#### [Exercise aim]
Leave out the pictures and repeat every record exactly.

#### [Material for this exercise]

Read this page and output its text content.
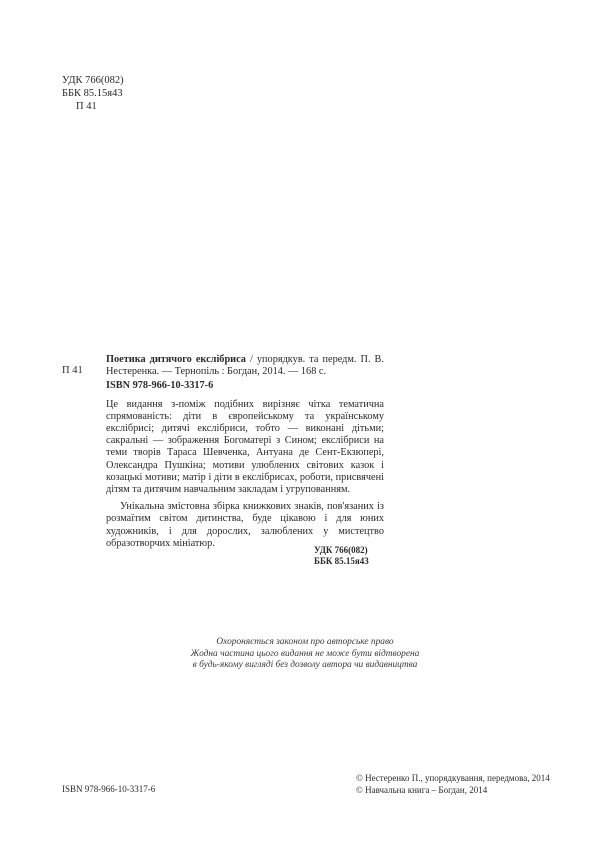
УДК 766(082)
ББК 85.15я43
П 41
П 41

Поетика дитячого екслібриса / упорядкув. та передм. П. В. Нестеренка. — Тернопіль : Богдан, 2014. — 168 с.

ISBN 978-966-10-3317-6

Це видання з-поміж подібних вирізняє чітка тематична спрямованість: діти в європейському та українському екслібрисі; дитячі екслібриси, тобто — виконані дітьми; сакральні — зображення Богоматері з Сином; екслібриси на теми творів Тараса Шевченка, Антуана де Сент-Екзюпері, Олександра Пушкіна; мотиви улюблених світових казок і козацькі мотиви; матір і діти в екслібрисах, роботи, присвячені дітям та дитячим навчальним закладам і угрупованням.

Унікальна змістовна збірка книжкових знаків, пов'язаних із розмаїтим світом дитинства, буде цікавою і для юних художників, і для дорослих, залюблених у мистецтво образотворчих мініатюр.

УДК 766(082)
ББК 85.15я43
Охороняється законом про авторське право
Жодна частина цього видання не може бути відтворена
в будь-якому вигляді без дозволу автора чи видавництва
ISBN 978-966-10-3317-6
© Нестеренко П., упорядкування, передмова, 2014
© Навчальна книга – Богдан, 2014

#### [Full solution]
Read this page and output its text content.
УДК 766(082)
ББК 85.15я43
П 41
П 41

Поетика дитячого екслібриса / упорядкув. та передм. П. В. Нестеренка. — Тернопіль : Богдан, 2014. — 168 с.

ISBN 978-966-10-3317-6

Це видання з-поміж подібних вирізняє чітка тематична спрямованість: діти в європейському та українському екслібрисі; дитячі екслібриси, тобто — виконані дітьми; сакральні — зображення Богоматері з Сином; екслібриси на теми творів Тараса Шевченка, Антуана де Сент-Екзюпері, Олександра Пушкіна; мотиви улюблених світових казок і козацькі мотиви; матір і діти в екслібрисах, роботи, присвячені дітям та дитячим навчальним закладам і угрупованням.

Унікальна змістовна збірка книжкових знаків, пов'язаних із розмаїтим світом дитинства, буде цікавою і для юних художників, і для дорослих, залюблених у мистецтво образотворчих мініатюр.

УДК 766(082)
ББК 85.15я43
Охороняється законом про авторське право
Жодна частина цього видання не може бути відтворена
в будь-якому вигляді без дозволу автора чи видавництва
ISBN 978-966-10-3317-6
© Нестеренко П., упорядкування, передмова, 2014
© Навчальна книга – Богдан, 2014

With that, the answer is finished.